───── AVAILABLE RECORDS ─────

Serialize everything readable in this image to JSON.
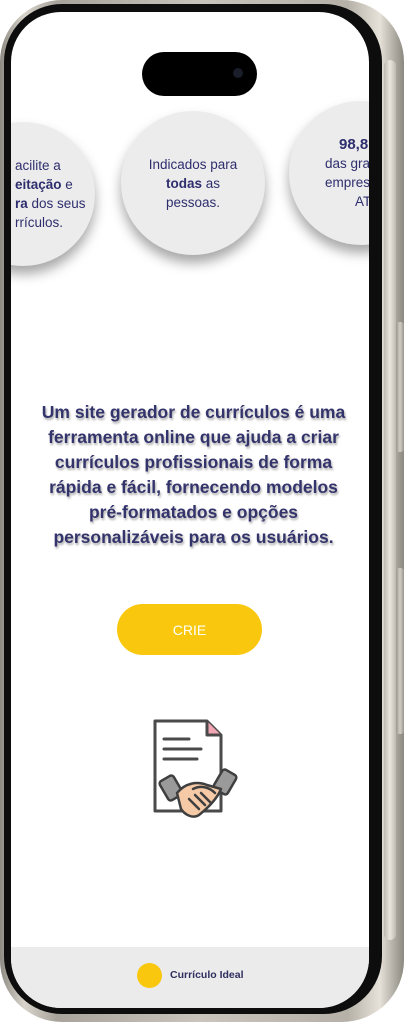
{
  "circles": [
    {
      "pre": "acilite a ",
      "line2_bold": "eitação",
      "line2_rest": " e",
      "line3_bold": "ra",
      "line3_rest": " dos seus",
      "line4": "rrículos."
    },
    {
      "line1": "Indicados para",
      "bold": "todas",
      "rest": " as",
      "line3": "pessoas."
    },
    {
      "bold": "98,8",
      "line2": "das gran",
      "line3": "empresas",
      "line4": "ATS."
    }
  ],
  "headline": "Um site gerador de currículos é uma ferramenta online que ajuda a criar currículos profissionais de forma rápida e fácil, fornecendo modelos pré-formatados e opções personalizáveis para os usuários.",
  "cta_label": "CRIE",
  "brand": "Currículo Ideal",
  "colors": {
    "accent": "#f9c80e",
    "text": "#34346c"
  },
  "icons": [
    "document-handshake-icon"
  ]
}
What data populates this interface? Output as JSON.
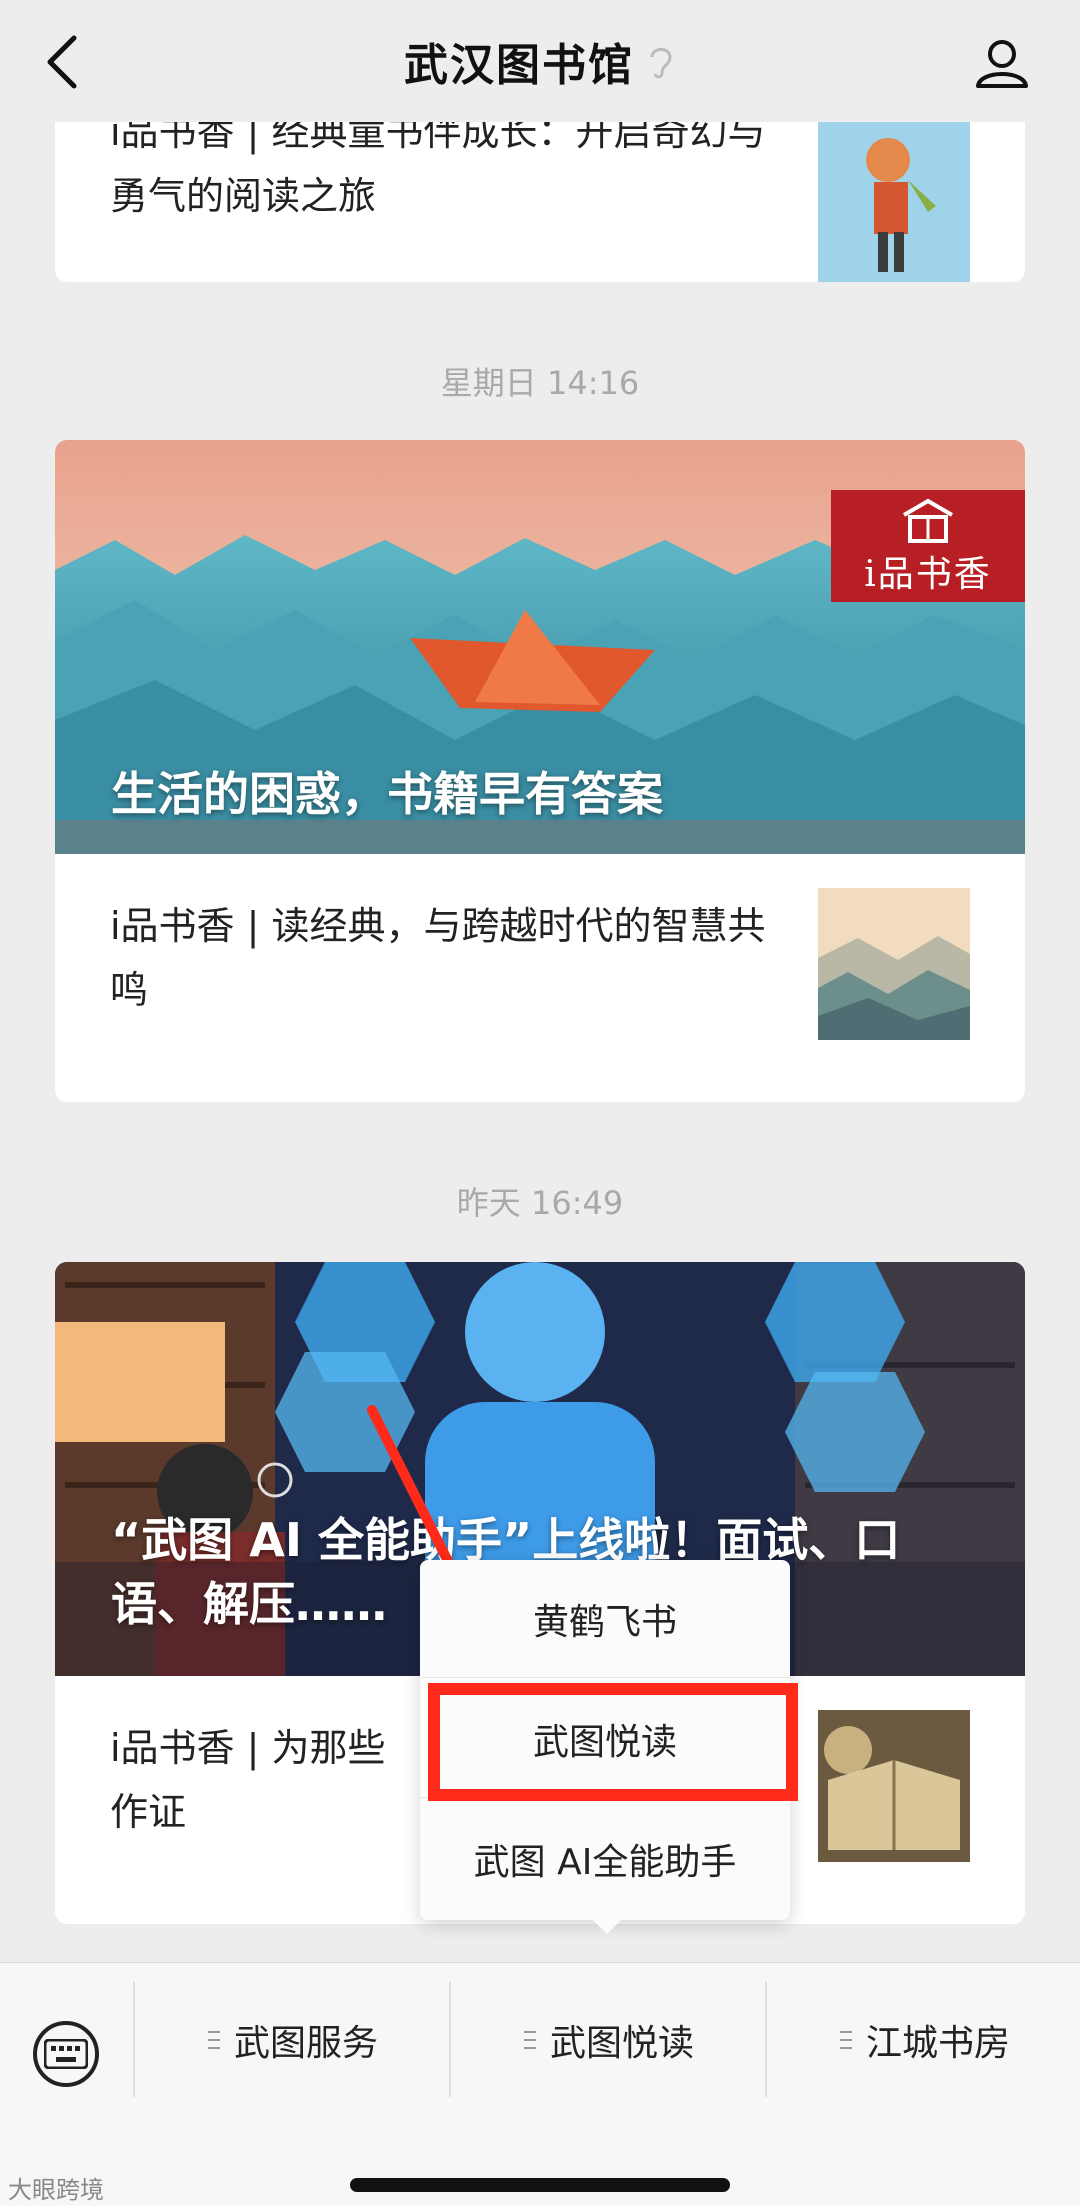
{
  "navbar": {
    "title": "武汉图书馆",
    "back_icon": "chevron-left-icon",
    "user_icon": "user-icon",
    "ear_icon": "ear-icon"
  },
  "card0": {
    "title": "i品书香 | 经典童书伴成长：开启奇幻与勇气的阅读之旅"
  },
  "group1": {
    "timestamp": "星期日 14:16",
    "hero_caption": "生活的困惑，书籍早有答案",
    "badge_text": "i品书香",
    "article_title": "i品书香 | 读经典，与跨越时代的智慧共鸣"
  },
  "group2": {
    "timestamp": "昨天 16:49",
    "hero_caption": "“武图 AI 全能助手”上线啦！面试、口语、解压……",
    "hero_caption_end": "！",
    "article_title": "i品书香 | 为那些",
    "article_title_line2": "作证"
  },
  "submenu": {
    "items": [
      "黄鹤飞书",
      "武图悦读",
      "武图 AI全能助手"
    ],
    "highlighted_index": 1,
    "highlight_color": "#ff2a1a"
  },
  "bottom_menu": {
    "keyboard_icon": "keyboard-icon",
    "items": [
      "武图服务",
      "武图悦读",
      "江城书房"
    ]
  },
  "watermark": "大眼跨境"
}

─────

SET PROBLEM –
Gather and return every line that holds the string "i品书香".

EXERCISE ANSWER –
    "title": "i品书香 | 经典童书伴成长：开启奇幻与勇气的阅读之旅"
    "badge_text": "i品书香",
    "article_title": "i品书香 | 读经典，与跨越时代的智慧共鸣"
    "article_title": "i品书香 | 为那些",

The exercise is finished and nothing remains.